=== Data for the task ===

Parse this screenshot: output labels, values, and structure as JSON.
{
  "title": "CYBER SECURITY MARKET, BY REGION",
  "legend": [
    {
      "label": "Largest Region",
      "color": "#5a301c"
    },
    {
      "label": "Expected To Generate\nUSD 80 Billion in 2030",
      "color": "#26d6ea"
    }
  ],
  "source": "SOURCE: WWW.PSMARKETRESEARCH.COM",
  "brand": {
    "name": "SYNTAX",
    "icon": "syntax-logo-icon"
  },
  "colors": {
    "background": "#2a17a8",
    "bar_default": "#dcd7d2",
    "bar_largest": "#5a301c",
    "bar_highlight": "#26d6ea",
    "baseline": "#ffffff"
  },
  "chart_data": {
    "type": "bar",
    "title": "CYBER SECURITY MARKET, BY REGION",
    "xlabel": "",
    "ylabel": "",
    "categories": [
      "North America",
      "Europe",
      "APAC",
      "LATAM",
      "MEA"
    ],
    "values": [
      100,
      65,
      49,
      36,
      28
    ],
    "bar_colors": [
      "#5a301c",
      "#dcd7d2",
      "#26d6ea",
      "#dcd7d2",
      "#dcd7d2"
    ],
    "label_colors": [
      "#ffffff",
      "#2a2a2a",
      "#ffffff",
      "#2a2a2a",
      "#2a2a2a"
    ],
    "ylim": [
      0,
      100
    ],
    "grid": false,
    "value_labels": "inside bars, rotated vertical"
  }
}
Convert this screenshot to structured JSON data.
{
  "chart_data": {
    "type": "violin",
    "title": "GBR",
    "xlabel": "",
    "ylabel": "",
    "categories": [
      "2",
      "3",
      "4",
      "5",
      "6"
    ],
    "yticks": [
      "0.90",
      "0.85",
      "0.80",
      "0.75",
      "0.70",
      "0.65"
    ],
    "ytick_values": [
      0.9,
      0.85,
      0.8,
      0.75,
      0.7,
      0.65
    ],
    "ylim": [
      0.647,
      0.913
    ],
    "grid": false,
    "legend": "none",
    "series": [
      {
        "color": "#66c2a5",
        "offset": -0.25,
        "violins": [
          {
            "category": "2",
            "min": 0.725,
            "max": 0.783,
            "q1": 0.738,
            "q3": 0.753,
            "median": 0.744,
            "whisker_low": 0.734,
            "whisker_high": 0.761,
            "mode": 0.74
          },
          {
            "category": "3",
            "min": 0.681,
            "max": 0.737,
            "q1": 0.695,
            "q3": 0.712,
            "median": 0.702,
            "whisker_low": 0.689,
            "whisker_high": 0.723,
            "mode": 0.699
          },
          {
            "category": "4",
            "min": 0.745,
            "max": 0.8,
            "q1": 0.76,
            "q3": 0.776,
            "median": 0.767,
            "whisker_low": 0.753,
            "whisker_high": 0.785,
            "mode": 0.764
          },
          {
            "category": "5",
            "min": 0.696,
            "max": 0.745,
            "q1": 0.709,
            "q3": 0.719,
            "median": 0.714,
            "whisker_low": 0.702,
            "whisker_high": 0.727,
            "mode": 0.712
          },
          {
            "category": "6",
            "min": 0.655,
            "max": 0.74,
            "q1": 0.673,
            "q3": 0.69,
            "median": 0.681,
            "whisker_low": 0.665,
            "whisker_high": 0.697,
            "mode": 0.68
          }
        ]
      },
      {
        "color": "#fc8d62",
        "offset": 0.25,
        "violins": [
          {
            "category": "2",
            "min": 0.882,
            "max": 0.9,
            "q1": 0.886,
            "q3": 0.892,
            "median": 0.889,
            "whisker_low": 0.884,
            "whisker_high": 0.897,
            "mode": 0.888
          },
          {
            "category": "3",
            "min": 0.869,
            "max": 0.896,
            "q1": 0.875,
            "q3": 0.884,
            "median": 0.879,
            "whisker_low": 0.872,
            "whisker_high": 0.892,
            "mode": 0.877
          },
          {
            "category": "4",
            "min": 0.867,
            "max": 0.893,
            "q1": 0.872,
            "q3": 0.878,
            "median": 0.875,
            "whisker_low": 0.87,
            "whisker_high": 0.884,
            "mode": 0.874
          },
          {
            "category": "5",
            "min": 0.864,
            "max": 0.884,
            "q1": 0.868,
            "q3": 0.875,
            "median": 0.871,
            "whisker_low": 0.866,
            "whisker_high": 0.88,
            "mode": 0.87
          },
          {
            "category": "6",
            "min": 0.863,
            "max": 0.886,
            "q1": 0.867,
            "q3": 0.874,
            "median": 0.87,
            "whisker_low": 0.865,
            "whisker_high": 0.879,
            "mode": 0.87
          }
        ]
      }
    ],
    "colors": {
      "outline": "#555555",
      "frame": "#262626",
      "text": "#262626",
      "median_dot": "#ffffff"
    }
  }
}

===

*Goal*
Every line above should be written out again exactly as it stands.

*Finished answer*
Parse this screenshot: output labels, values, and structure as JSON.
{
  "title": "CYBER SECURITY MARKET, BY REGION",
  "legend": [
    {
      "label": "Largest Region",
      "color": "#5a301c"
    },
    {
      "label": "Expected To Generate\nUSD 80 Billion in 2030",
      "color": "#26d6ea"
    }
  ],
  "source": "SOURCE: WWW.PSMARKETRESEARCH.COM",
  "brand": {
    "name": "SYNTAX",
    "icon": "syntax-logo-icon"
  },
  "colors": {
    "background": "#2a17a8",
    "bar_default": "#dcd7d2",
    "bar_largest": "#5a301c",
    "bar_highlight": "#26d6ea",
    "baseline": "#ffffff"
  },
  "chart_data": {
    "type": "bar",
    "title": "CYBER SECURITY MARKET, BY REGION",
    "xlabel": "",
    "ylabel": "",
    "categories": [
      "North America",
      "Europe",
      "APAC",
      "LATAM",
      "MEA"
    ],
    "values": [
      100,
      65,
      49,
      36,
      28
    ],
    "bar_colors": [
      "#5a301c",
      "#dcd7d2",
      "#26d6ea",
      "#dcd7d2",
      "#dcd7d2"
    ],
    "label_colors": [
      "#ffffff",
      "#2a2a2a",
      "#ffffff",
      "#2a2a2a",
      "#2a2a2a"
    ],
    "ylim": [
      0,
      100
    ],
    "grid": false,
    "value_labels": "inside bars, rotated vertical"
  }
}
Convert this screenshot to structured JSON data.
{
  "chart_data": {
    "type": "violin",
    "title": "GBR",
    "xlabel": "",
    "ylabel": "",
    "categories": [
      "2",
      "3",
      "4",
      "5",
      "6"
    ],
    "yticks": [
      "0.90",
      "0.85",
      "0.80",
      "0.75",
      "0.70",
      "0.65"
    ],
    "ytick_values": [
      0.9,
      0.85,
      0.8,
      0.75,
      0.7,
      0.65
    ],
    "ylim": [
      0.647,
      0.913
    ],
    "grid": false,
    "legend": "none",
    "series": [
      {
        "color": "#66c2a5",
        "offset": -0.25,
        "violins": [
          {
            "category": "2",
            "min": 0.725,
            "max": 0.783,
            "q1": 0.738,
            "q3": 0.753,
            "median": 0.744,
            "whisker_low": 0.734,
            "whisker_high": 0.761,
            "mode": 0.74
          },
          {
            "category": "3",
            "min": 0.681,
            "max": 0.737,
            "q1": 0.695,
            "q3": 0.712,
            "median": 0.702,
            "whisker_low": 0.689,
            "whisker_high": 0.723,
            "mode": 0.699
          },
          {
            "category": "4",
            "min": 0.745,
            "max": 0.8,
            "q1": 0.76,
            "q3": 0.776,
            "median": 0.767,
            "whisker_low": 0.753,
            "whisker_high": 0.785,
            "mode": 0.764
          },
          {
            "category": "5",
            "min": 0.696,
            "max": 0.745,
            "q1": 0.709,
            "q3": 0.719,
            "median": 0.714,
            "whisker_low": 0.702,
            "whisker_high": 0.727,
            "mode": 0.712
          },
          {
            "category": "6",
            "min": 0.655,
            "max": 0.74,
            "q1": 0.673,
            "q3": 0.69,
            "median": 0.681,
            "whisker_low": 0.665,
            "whisker_high": 0.697,
            "mode": 0.68
          }
        ]
      },
      {
        "color": "#fc8d62",
        "offset": 0.25,
        "violins": [
          {
            "category": "2",
            "min": 0.882,
            "max": 0.9,
            "q1": 0.886,
            "q3": 0.892,
            "median": 0.889,
            "whisker_low": 0.884,
            "whisker_high": 0.897,
            "mode": 0.888
          },
          {
            "category": "3",
            "min": 0.869,
            "max": 0.896,
            "q1": 0.875,
            "q3": 0.884,
            "median": 0.879,
            "whisker_low": 0.872,
            "whisker_high": 0.892,
            "mode": 0.877
          },
          {
            "category": "4",
            "min": 0.867,
            "max": 0.893,
            "q1": 0.872,
            "q3": 0.878,
            "median": 0.875,
            "whisker_low": 0.87,
            "whisker_high": 0.884,
            "mode": 0.874
          },
          {
            "category": "5",
            "min": 0.864,
            "max": 0.884,
            "q1": 0.868,
            "q3": 0.875,
            "median": 0.871,
            "whisker_low": 0.866,
            "whisker_high": 0.88,
            "mode": 0.87
          },
          {
            "category": "6",
            "min": 0.863,
            "max": 0.886,
            "q1": 0.867,
            "q3": 0.874,
            "median": 0.87,
            "whisker_low": 0.865,
            "whisker_high": 0.879,
            "mode": 0.87
          }
        ]
      }
    ],
    "colors": {
      "outline": "#555555",
      "frame": "#262626",
      "text": "#262626",
      "median_dot": "#ffffff"
    }
  }
}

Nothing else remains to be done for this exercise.